* [Stated exercise]
Only the number is needed: how many lines contain the word "style"?

================================

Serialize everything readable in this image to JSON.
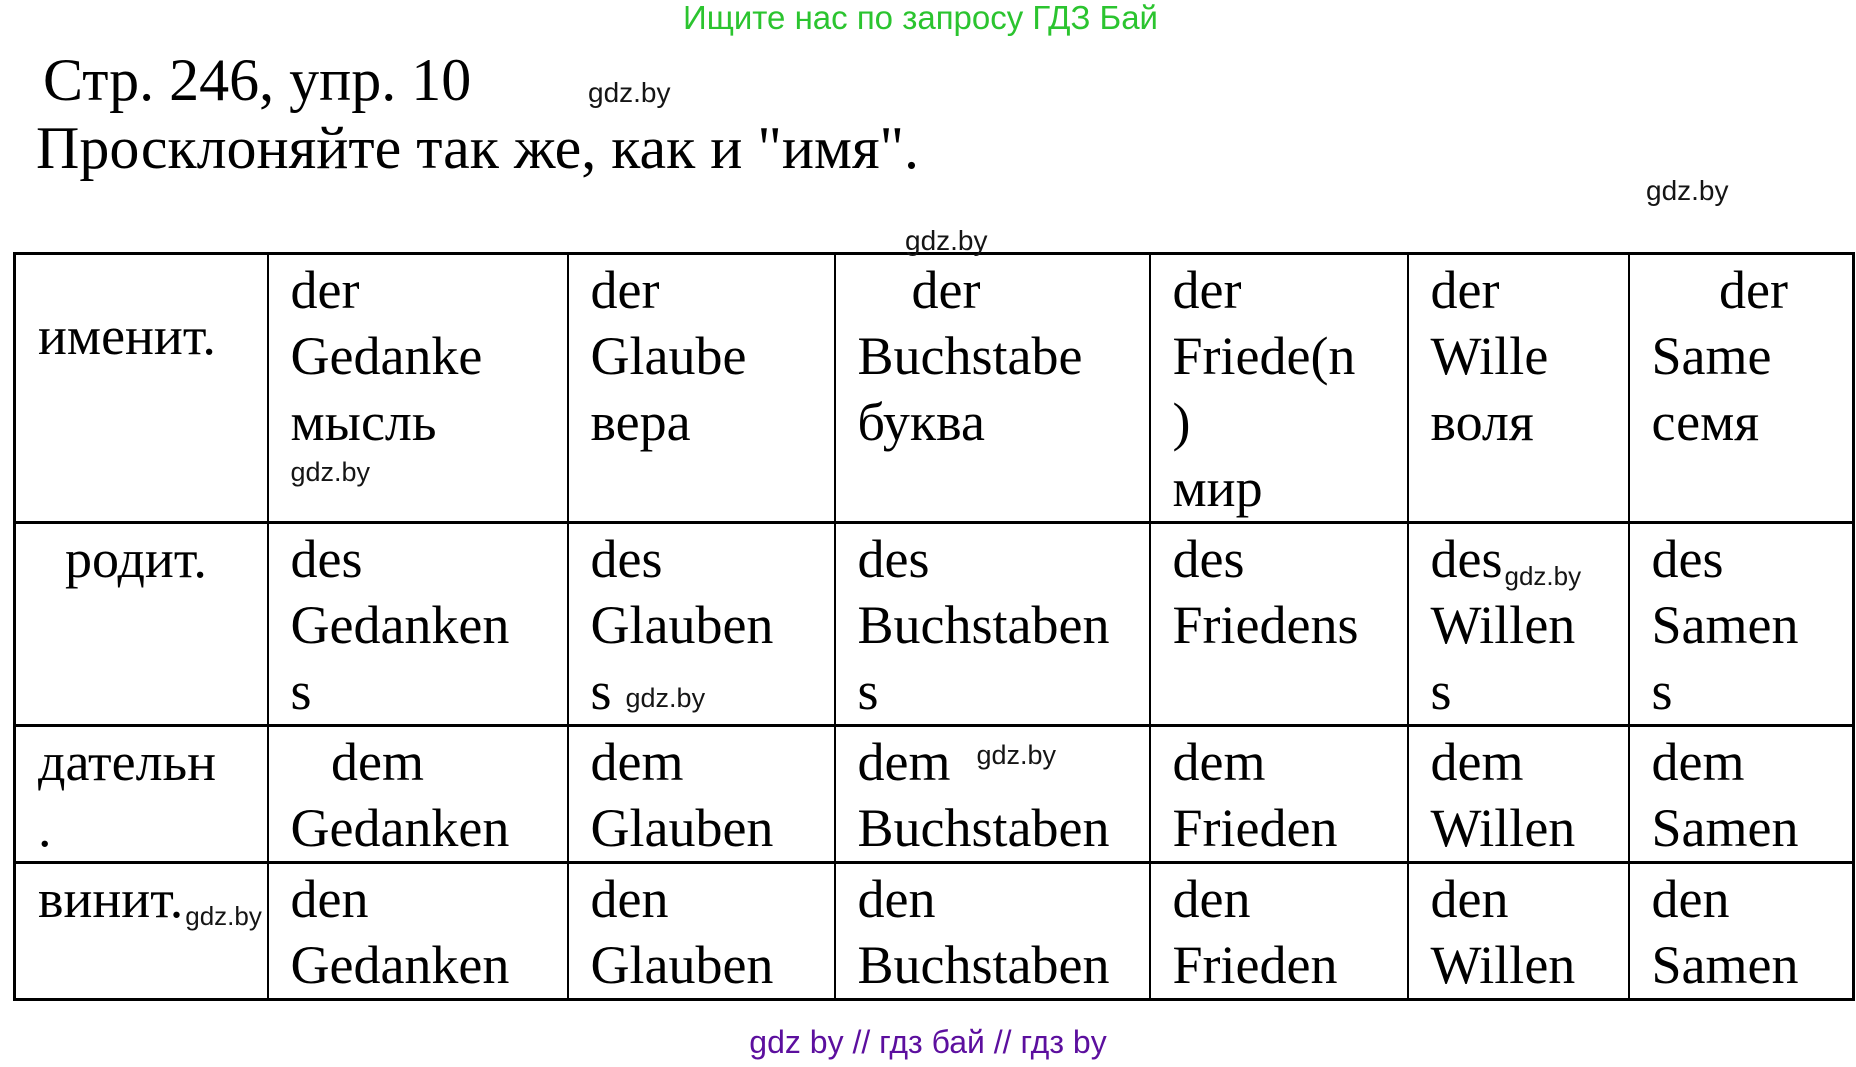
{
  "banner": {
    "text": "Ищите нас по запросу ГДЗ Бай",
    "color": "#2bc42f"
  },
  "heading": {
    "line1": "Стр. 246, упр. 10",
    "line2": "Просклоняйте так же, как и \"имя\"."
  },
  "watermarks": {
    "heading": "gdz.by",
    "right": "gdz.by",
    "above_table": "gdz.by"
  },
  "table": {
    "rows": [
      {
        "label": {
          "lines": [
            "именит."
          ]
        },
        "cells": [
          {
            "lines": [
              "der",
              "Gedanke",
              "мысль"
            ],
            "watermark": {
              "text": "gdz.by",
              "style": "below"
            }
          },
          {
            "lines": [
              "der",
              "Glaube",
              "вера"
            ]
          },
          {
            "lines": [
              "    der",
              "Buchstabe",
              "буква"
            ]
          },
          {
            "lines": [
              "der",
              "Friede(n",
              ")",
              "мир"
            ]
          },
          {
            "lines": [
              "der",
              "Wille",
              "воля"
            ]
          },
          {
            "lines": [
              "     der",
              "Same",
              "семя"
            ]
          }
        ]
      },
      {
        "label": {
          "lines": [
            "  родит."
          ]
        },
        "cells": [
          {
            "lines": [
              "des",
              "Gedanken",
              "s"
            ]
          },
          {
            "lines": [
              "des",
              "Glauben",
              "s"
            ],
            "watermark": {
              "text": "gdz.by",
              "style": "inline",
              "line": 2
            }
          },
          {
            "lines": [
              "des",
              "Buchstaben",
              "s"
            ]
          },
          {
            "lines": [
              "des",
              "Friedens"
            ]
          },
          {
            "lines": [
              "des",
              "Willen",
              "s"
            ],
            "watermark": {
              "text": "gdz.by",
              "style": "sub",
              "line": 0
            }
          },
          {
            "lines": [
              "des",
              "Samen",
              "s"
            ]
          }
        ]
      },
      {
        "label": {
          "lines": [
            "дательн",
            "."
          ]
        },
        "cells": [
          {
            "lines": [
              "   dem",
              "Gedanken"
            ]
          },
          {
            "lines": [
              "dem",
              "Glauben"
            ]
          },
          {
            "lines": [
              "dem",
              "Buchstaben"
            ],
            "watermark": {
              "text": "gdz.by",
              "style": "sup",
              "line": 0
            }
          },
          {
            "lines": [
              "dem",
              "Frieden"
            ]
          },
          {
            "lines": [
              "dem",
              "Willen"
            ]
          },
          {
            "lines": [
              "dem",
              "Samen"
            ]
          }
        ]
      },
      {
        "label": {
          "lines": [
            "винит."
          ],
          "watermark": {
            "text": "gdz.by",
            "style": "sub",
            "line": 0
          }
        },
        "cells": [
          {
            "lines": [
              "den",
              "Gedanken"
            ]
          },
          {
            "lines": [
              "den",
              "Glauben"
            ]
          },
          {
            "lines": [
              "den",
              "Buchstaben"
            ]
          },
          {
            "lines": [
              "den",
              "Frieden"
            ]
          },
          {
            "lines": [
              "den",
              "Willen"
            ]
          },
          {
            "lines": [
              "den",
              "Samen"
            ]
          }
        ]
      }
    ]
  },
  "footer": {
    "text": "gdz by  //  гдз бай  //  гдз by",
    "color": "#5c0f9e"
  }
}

================================

* [The completed task]
5